Repeat the data word for word. Do not include the pictures.

### Records to process
--- start ---

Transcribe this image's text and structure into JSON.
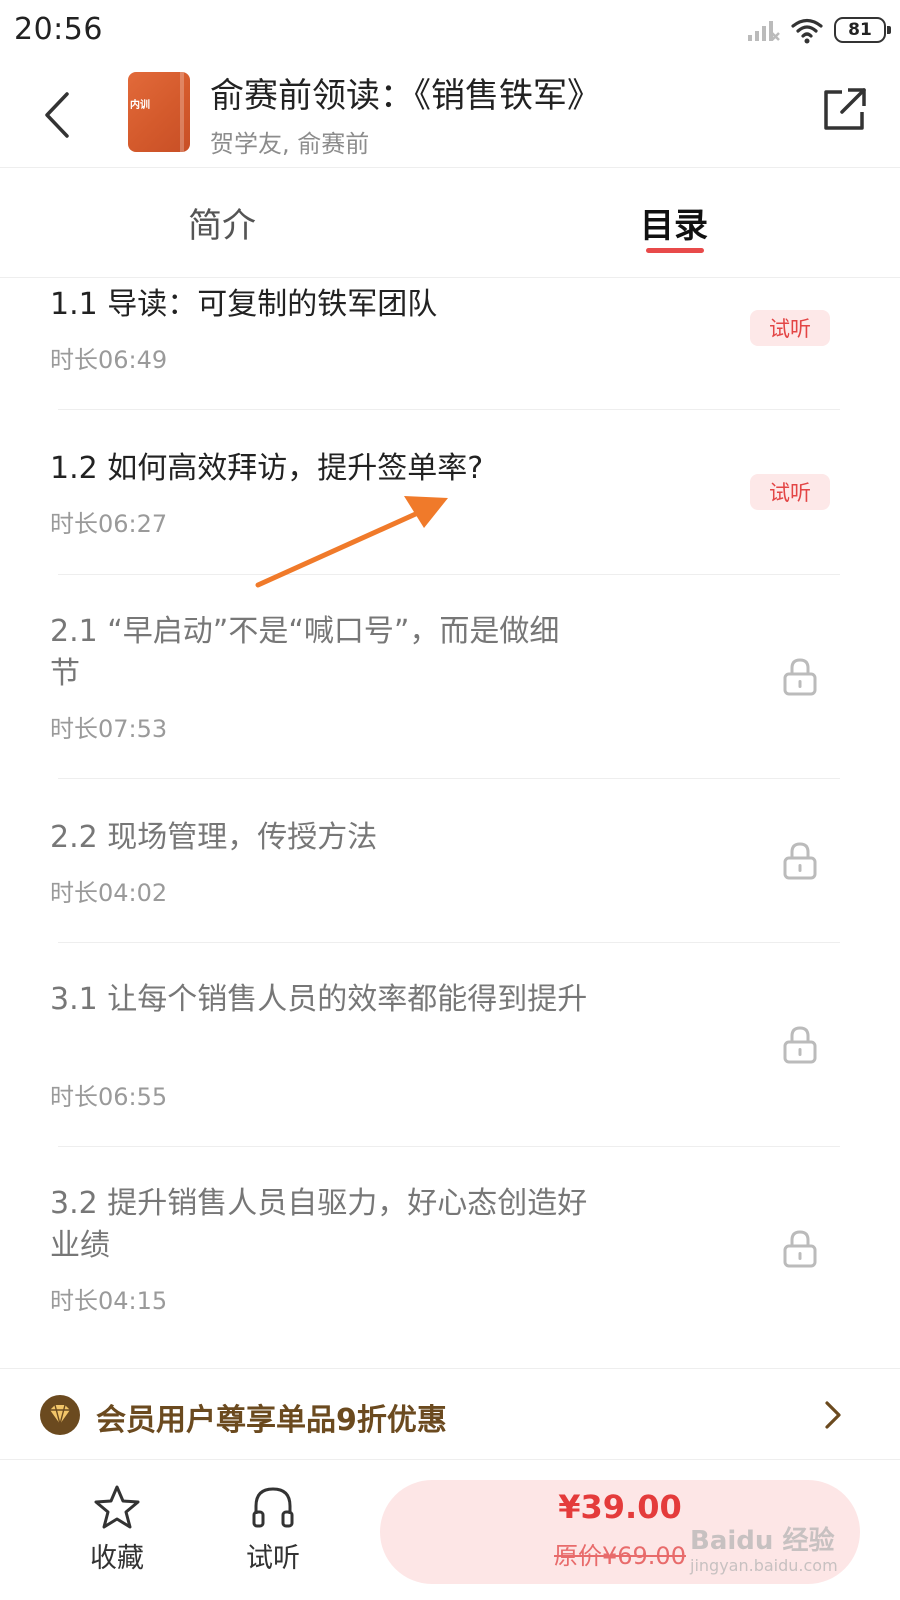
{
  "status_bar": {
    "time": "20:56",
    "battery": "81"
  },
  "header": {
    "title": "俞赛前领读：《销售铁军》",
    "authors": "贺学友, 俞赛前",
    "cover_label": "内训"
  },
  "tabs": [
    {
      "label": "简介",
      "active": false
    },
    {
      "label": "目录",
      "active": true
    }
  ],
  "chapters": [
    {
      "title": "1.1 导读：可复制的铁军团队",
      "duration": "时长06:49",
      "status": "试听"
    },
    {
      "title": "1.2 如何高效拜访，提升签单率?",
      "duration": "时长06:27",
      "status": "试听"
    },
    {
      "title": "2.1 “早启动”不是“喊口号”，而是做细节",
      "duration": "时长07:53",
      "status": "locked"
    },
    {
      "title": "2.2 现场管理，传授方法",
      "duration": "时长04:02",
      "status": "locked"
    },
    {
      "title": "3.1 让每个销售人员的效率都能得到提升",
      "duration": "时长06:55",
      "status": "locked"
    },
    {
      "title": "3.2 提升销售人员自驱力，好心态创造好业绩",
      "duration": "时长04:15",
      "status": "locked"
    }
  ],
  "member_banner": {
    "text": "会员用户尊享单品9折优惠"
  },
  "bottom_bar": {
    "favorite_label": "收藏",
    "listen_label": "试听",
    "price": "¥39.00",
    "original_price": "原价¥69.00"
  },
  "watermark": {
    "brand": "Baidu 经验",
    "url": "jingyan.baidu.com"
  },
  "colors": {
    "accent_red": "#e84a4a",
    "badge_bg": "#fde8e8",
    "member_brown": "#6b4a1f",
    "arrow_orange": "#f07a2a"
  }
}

--- end ---

### Result for this task
Transcribe this image's text and structure into JSON.
{
  "status_bar": {
    "time": "20:56",
    "battery": "81"
  },
  "header": {
    "title": "俞赛前领读：《销售铁军》",
    "authors": "贺学友, 俞赛前",
    "cover_label": "内训"
  },
  "tabs": [
    {
      "label": "简介",
      "active": false
    },
    {
      "label": "目录",
      "active": true
    }
  ],
  "chapters": [
    {
      "title": "1.1 导读：可复制的铁军团队",
      "duration": "时长06:49",
      "status": "试听"
    },
    {
      "title": "1.2 如何高效拜访，提升签单率?",
      "duration": "时长06:27",
      "status": "试听"
    },
    {
      "title": "2.1 “早启动”不是“喊口号”，而是做细节",
      "duration": "时长07:53",
      "status": "locked"
    },
    {
      "title": "2.2 现场管理，传授方法",
      "duration": "时长04:02",
      "status": "locked"
    },
    {
      "title": "3.1 让每个销售人员的效率都能得到提升",
      "duration": "时长06:55",
      "status": "locked"
    },
    {
      "title": "3.2 提升销售人员自驱力，好心态创造好业绩",
      "duration": "时长04:15",
      "status": "locked"
    }
  ],
  "member_banner": {
    "text": "会员用户尊享单品9折优惠"
  },
  "bottom_bar": {
    "favorite_label": "收藏",
    "listen_label": "试听",
    "price": "¥39.00",
    "original_price": "原价¥69.00"
  },
  "watermark": {
    "brand": "Baidu 经验",
    "url": "jingyan.baidu.com"
  },
  "colors": {
    "accent_red": "#e84a4a",
    "badge_bg": "#fde8e8",
    "member_brown": "#6b4a1f",
    "arrow_orange": "#f07a2a"
  }
}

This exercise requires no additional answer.